Dataset rows
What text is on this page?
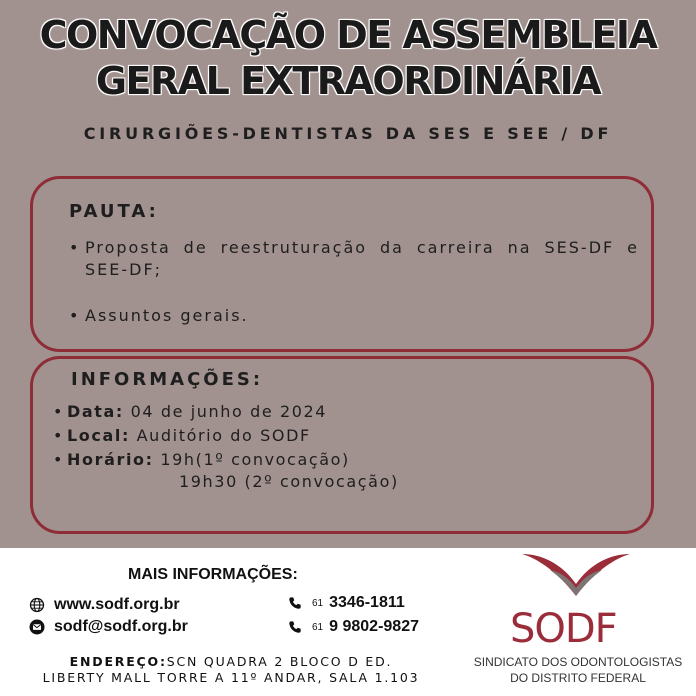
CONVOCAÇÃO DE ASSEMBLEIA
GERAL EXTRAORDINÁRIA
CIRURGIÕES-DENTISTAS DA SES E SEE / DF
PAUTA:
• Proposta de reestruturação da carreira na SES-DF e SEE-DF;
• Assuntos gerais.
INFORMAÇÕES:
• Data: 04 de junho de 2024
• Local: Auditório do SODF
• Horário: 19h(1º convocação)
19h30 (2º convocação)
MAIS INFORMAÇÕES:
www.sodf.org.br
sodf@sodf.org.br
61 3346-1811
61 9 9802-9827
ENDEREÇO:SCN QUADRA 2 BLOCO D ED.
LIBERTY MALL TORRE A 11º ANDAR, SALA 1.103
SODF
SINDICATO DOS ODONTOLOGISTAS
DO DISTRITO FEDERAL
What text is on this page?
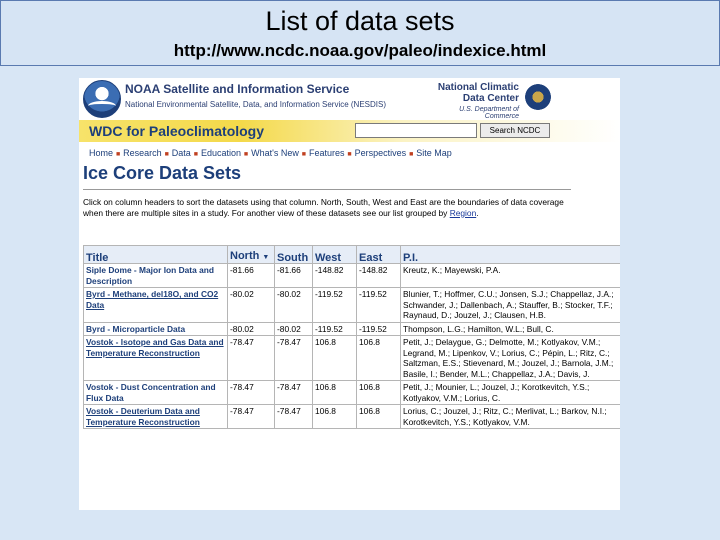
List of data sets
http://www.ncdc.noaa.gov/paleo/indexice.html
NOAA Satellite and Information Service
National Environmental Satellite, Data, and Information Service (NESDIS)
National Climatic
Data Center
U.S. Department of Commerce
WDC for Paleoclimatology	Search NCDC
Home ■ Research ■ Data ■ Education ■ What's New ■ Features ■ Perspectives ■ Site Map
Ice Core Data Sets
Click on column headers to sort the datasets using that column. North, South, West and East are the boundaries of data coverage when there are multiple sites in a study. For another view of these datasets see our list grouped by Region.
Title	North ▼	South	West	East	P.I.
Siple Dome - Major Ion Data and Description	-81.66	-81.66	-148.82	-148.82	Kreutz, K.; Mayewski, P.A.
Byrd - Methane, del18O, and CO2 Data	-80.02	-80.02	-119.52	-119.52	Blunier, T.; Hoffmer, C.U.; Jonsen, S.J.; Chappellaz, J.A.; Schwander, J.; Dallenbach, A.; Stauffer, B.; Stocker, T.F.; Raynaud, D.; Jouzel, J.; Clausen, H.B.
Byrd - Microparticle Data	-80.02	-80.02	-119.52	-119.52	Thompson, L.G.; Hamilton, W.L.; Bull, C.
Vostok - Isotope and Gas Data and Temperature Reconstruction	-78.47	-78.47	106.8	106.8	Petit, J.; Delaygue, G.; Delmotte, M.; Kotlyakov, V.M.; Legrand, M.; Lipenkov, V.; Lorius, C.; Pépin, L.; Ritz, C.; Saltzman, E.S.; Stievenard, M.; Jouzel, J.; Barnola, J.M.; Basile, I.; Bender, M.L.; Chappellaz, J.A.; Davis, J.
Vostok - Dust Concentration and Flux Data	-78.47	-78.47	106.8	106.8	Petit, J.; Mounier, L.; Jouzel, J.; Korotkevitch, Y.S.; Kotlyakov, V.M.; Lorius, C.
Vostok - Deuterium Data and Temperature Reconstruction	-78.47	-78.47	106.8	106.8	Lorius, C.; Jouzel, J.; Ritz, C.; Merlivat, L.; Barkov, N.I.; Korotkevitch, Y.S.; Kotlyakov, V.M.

== Exercise aim ==
State the count of lines in the data holding the word "West", adding nothing to it.

== Answer ==
2